>> BEGIN
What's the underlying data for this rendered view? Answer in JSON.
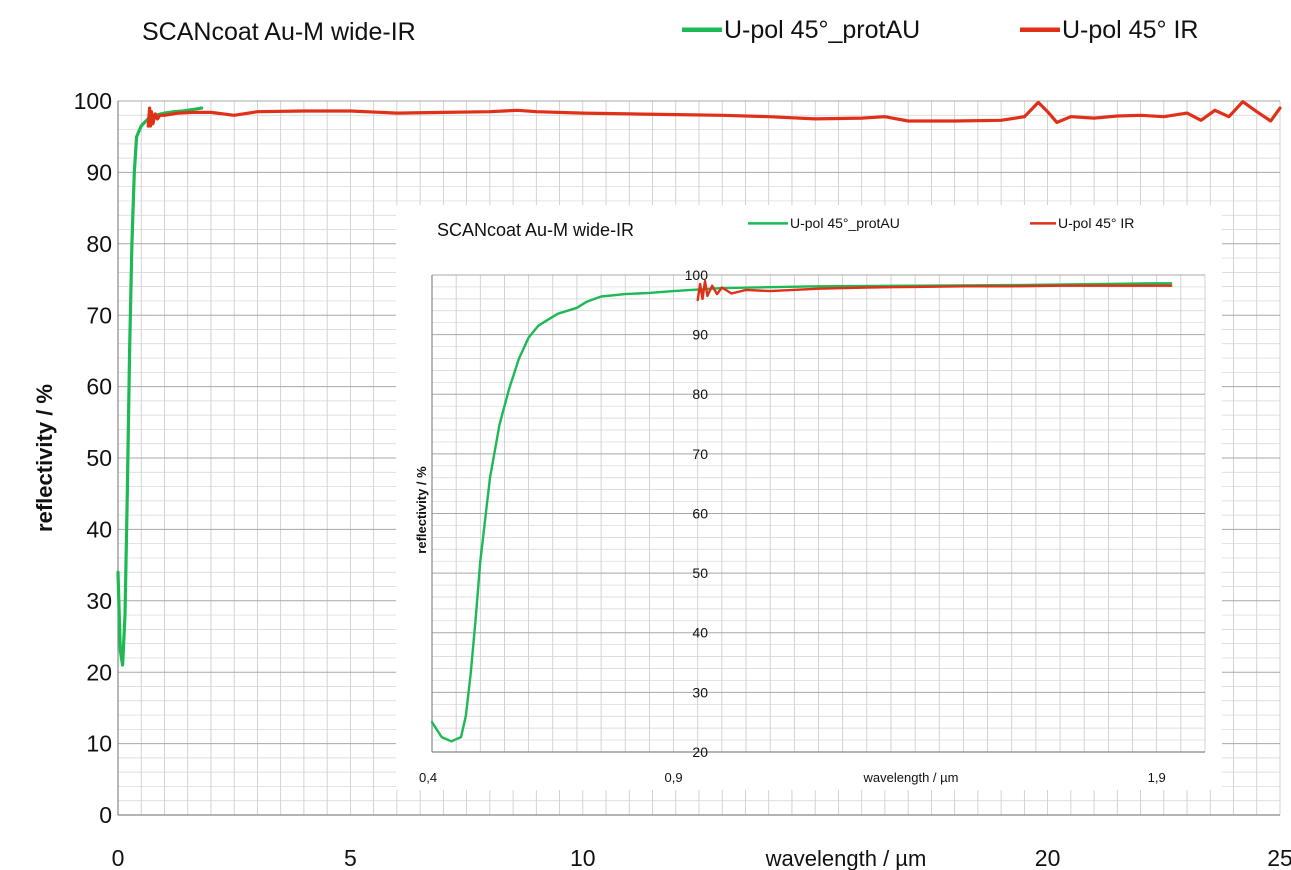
{
  "chart_data": [
    {
      "type": "line",
      "title": "SCANcoat Au-M wide-IR",
      "xlabel": "wavelength / µm",
      "ylabel": "reflectivity / %",
      "xlim": [
        0,
        25
      ],
      "ylim": [
        0,
        100
      ],
      "grid": true,
      "legend": "top-right",
      "x_ticks": [
        {
          "value": 0,
          "label": "0"
        },
        {
          "value": 5,
          "label": "5"
        },
        {
          "value": 10,
          "label": "10"
        },
        {
          "value": 20,
          "label": "20"
        },
        {
          "value": 25,
          "label": "25"
        }
      ],
      "y_ticks": [
        {
          "value": 0,
          "label": "0"
        },
        {
          "value": 10,
          "label": "10"
        },
        {
          "value": 20,
          "label": "20"
        },
        {
          "value": 30,
          "label": "30"
        },
        {
          "value": 40,
          "label": "40"
        },
        {
          "value": 50,
          "label": "50"
        },
        {
          "value": 60,
          "label": "60"
        },
        {
          "value": 70,
          "label": "70"
        },
        {
          "value": 80,
          "label": "80"
        },
        {
          "value": 90,
          "label": "90"
        },
        {
          "value": 100,
          "label": "100"
        }
      ],
      "series": [
        {
          "name": "U-pol 45°_protAU",
          "color": "#1db954",
          "x": [
            0.0,
            0.05,
            0.1,
            0.15,
            0.2,
            0.25,
            0.3,
            0.35,
            0.4,
            0.5,
            0.6,
            0.7,
            0.8,
            1.0,
            1.2,
            1.4,
            1.6,
            1.8
          ],
          "y": [
            34,
            23,
            21,
            28,
            45,
            65,
            80,
            90,
            95,
            96.5,
            97.2,
            97.8,
            98,
            98.3,
            98.5,
            98.6,
            98.8,
            99
          ]
        },
        {
          "name": "U-pol 45° IR",
          "color": "#e03018",
          "x": [
            0.65,
            0.68,
            0.7,
            0.72,
            0.75,
            0.8,
            0.85,
            0.9,
            1.0,
            1.3,
            1.6,
            2.0,
            2.5,
            3,
            4,
            5,
            6,
            7,
            8,
            8.6,
            9,
            10,
            11,
            12,
            13,
            14,
            15,
            16,
            16.5,
            17,
            18,
            19,
            19.5,
            19.8,
            20.0,
            20.2,
            20.5,
            21,
            21.5,
            22,
            22.5,
            23,
            23.3,
            23.6,
            23.9,
            24.2,
            24.5,
            24.8,
            25.0
          ],
          "y": [
            96.5,
            99,
            96.5,
            98.5,
            96.8,
            98.2,
            97.5,
            98,
            98,
            98.3,
            98.4,
            98.4,
            98,
            98.5,
            98.6,
            98.6,
            98.3,
            98.4,
            98.5,
            98.7,
            98.5,
            98.3,
            98.2,
            98.1,
            98,
            97.8,
            97.5,
            97.6,
            97.8,
            97.2,
            97.2,
            97.3,
            97.8,
            99.8,
            98.5,
            97,
            97.8,
            97.6,
            97.9,
            98,
            97.8,
            98.3,
            97.3,
            98.7,
            97.8,
            99.9,
            98.5,
            97.2,
            99
          ]
        }
      ]
    },
    {
      "type": "line",
      "title": "SCANcoat Au-M wide-IR",
      "xlabel": "wavelength / µm",
      "ylabel": "reflectivity / %",
      "xlim": [
        0.4,
        2.0
      ],
      "ylim": [
        20,
        100
      ],
      "grid": true,
      "legend": "top-right",
      "x_ticks": [
        {
          "value": 0.4,
          "label": "0,4"
        },
        {
          "value": 0.9,
          "label": "0,9"
        },
        {
          "value": 1.9,
          "label": "1,9"
        }
      ],
      "y_ticks": [
        {
          "value": 20,
          "label": "20"
        },
        {
          "value": 30,
          "label": "30"
        },
        {
          "value": 40,
          "label": "40"
        },
        {
          "value": 50,
          "label": "50"
        },
        {
          "value": 60,
          "label": "60"
        },
        {
          "value": 70,
          "label": "70"
        },
        {
          "value": 80,
          "label": "80"
        },
        {
          "value": 90,
          "label": "90"
        },
        {
          "value": 100,
          "label": "100"
        }
      ],
      "series": [
        {
          "name": "U-pol 45°_protAU",
          "color": "#1db954",
          "x": [
            0.4,
            0.42,
            0.44,
            0.46,
            0.47,
            0.48,
            0.49,
            0.5,
            0.52,
            0.54,
            0.56,
            0.58,
            0.6,
            0.62,
            0.64,
            0.66,
            0.68,
            0.7,
            0.72,
            0.75,
            0.8,
            0.85,
            0.9,
            1.0,
            1.2,
            1.4,
            1.6,
            1.8,
            1.9,
            1.93
          ],
          "y": [
            25,
            22.5,
            21.8,
            22.5,
            26,
            33,
            42,
            52,
            66,
            75,
            81,
            86,
            89.5,
            91.5,
            92.5,
            93.5,
            94,
            94.5,
            95.5,
            96.4,
            96.8,
            97,
            97.3,
            97.8,
            98.1,
            98.2,
            98.3,
            98.5,
            98.6,
            98.6
          ]
        },
        {
          "name": "U-pol 45° IR",
          "color": "#e03018",
          "x": [
            0.95,
            0.955,
            0.96,
            0.965,
            0.97,
            0.98,
            0.99,
            1.0,
            1.02,
            1.05,
            1.1,
            1.2,
            1.3,
            1.4,
            1.5,
            1.6,
            1.7,
            1.8,
            1.9,
            1.93
          ],
          "y": [
            95.8,
            98.5,
            96,
            99,
            96.5,
            98.2,
            96.8,
            97.9,
            96.9,
            97.5,
            97.3,
            97.7,
            97.9,
            98,
            98.1,
            98.1,
            98.2,
            98.2,
            98.2,
            98.2
          ]
        }
      ]
    }
  ]
}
>> END
Prompt:
Reproduce the records verbatim, omitting all images they contain.

Written solution:
What's the underlying data for this rendered view? Answer in JSON.
{
  "chart_data": [
    {
      "type": "line",
      "title": "SCANcoat Au-M wide-IR",
      "xlabel": "wavelength / µm",
      "ylabel": "reflectivity / %",
      "xlim": [
        0,
        25
      ],
      "ylim": [
        0,
        100
      ],
      "grid": true,
      "legend": "top-right",
      "x_ticks": [
        {
          "value": 0,
          "label": "0"
        },
        {
          "value": 5,
          "label": "5"
        },
        {
          "value": 10,
          "label": "10"
        },
        {
          "value": 20,
          "label": "20"
        },
        {
          "value": 25,
          "label": "25"
        }
      ],
      "y_ticks": [
        {
          "value": 0,
          "label": "0"
        },
        {
          "value": 10,
          "label": "10"
        },
        {
          "value": 20,
          "label": "20"
        },
        {
          "value": 30,
          "label": "30"
        },
        {
          "value": 40,
          "label": "40"
        },
        {
          "value": 50,
          "label": "50"
        },
        {
          "value": 60,
          "label": "60"
        },
        {
          "value": 70,
          "label": "70"
        },
        {
          "value": 80,
          "label": "80"
        },
        {
          "value": 90,
          "label": "90"
        },
        {
          "value": 100,
          "label": "100"
        }
      ],
      "series": [
        {
          "name": "U-pol 45°_protAU",
          "color": "#1db954",
          "x": [
            0.0,
            0.05,
            0.1,
            0.15,
            0.2,
            0.25,
            0.3,
            0.35,
            0.4,
            0.5,
            0.6,
            0.7,
            0.8,
            1.0,
            1.2,
            1.4,
            1.6,
            1.8
          ],
          "y": [
            34,
            23,
            21,
            28,
            45,
            65,
            80,
            90,
            95,
            96.5,
            97.2,
            97.8,
            98,
            98.3,
            98.5,
            98.6,
            98.8,
            99
          ]
        },
        {
          "name": "U-pol 45° IR",
          "color": "#e03018",
          "x": [
            0.65,
            0.68,
            0.7,
            0.72,
            0.75,
            0.8,
            0.85,
            0.9,
            1.0,
            1.3,
            1.6,
            2.0,
            2.5,
            3,
            4,
            5,
            6,
            7,
            8,
            8.6,
            9,
            10,
            11,
            12,
            13,
            14,
            15,
            16,
            16.5,
            17,
            18,
            19,
            19.5,
            19.8,
            20.0,
            20.2,
            20.5,
            21,
            21.5,
            22,
            22.5,
            23,
            23.3,
            23.6,
            23.9,
            24.2,
            24.5,
            24.8,
            25.0
          ],
          "y": [
            96.5,
            99,
            96.5,
            98.5,
            96.8,
            98.2,
            97.5,
            98,
            98,
            98.3,
            98.4,
            98.4,
            98,
            98.5,
            98.6,
            98.6,
            98.3,
            98.4,
            98.5,
            98.7,
            98.5,
            98.3,
            98.2,
            98.1,
            98,
            97.8,
            97.5,
            97.6,
            97.8,
            97.2,
            97.2,
            97.3,
            97.8,
            99.8,
            98.5,
            97,
            97.8,
            97.6,
            97.9,
            98,
            97.8,
            98.3,
            97.3,
            98.7,
            97.8,
            99.9,
            98.5,
            97.2,
            99
          ]
        }
      ]
    },
    {
      "type": "line",
      "title": "SCANcoat Au-M wide-IR",
      "xlabel": "wavelength / µm",
      "ylabel": "reflectivity / %",
      "xlim": [
        0.4,
        2.0
      ],
      "ylim": [
        20,
        100
      ],
      "grid": true,
      "legend": "top-right",
      "x_ticks": [
        {
          "value": 0.4,
          "label": "0,4"
        },
        {
          "value": 0.9,
          "label": "0,9"
        },
        {
          "value": 1.9,
          "label": "1,9"
        }
      ],
      "y_ticks": [
        {
          "value": 20,
          "label": "20"
        },
        {
          "value": 30,
          "label": "30"
        },
        {
          "value": 40,
          "label": "40"
        },
        {
          "value": 50,
          "label": "50"
        },
        {
          "value": 60,
          "label": "60"
        },
        {
          "value": 70,
          "label": "70"
        },
        {
          "value": 80,
          "label": "80"
        },
        {
          "value": 90,
          "label": "90"
        },
        {
          "value": 100,
          "label": "100"
        }
      ],
      "series": [
        {
          "name": "U-pol 45°_protAU",
          "color": "#1db954",
          "x": [
            0.4,
            0.42,
            0.44,
            0.46,
            0.47,
            0.48,
            0.49,
            0.5,
            0.52,
            0.54,
            0.56,
            0.58,
            0.6,
            0.62,
            0.64,
            0.66,
            0.68,
            0.7,
            0.72,
            0.75,
            0.8,
            0.85,
            0.9,
            1.0,
            1.2,
            1.4,
            1.6,
            1.8,
            1.9,
            1.93
          ],
          "y": [
            25,
            22.5,
            21.8,
            22.5,
            26,
            33,
            42,
            52,
            66,
            75,
            81,
            86,
            89.5,
            91.5,
            92.5,
            93.5,
            94,
            94.5,
            95.5,
            96.4,
            96.8,
            97,
            97.3,
            97.8,
            98.1,
            98.2,
            98.3,
            98.5,
            98.6,
            98.6
          ]
        },
        {
          "name": "U-pol 45° IR",
          "color": "#e03018",
          "x": [
            0.95,
            0.955,
            0.96,
            0.965,
            0.97,
            0.98,
            0.99,
            1.0,
            1.02,
            1.05,
            1.1,
            1.2,
            1.3,
            1.4,
            1.5,
            1.6,
            1.7,
            1.8,
            1.9,
            1.93
          ],
          "y": [
            95.8,
            98.5,
            96,
            99,
            96.5,
            98.2,
            96.8,
            97.9,
            96.9,
            97.5,
            97.3,
            97.7,
            97.9,
            98,
            98.1,
            98.1,
            98.2,
            98.2,
            98.2,
            98.2
          ]
        }
      ]
    }
  ]
}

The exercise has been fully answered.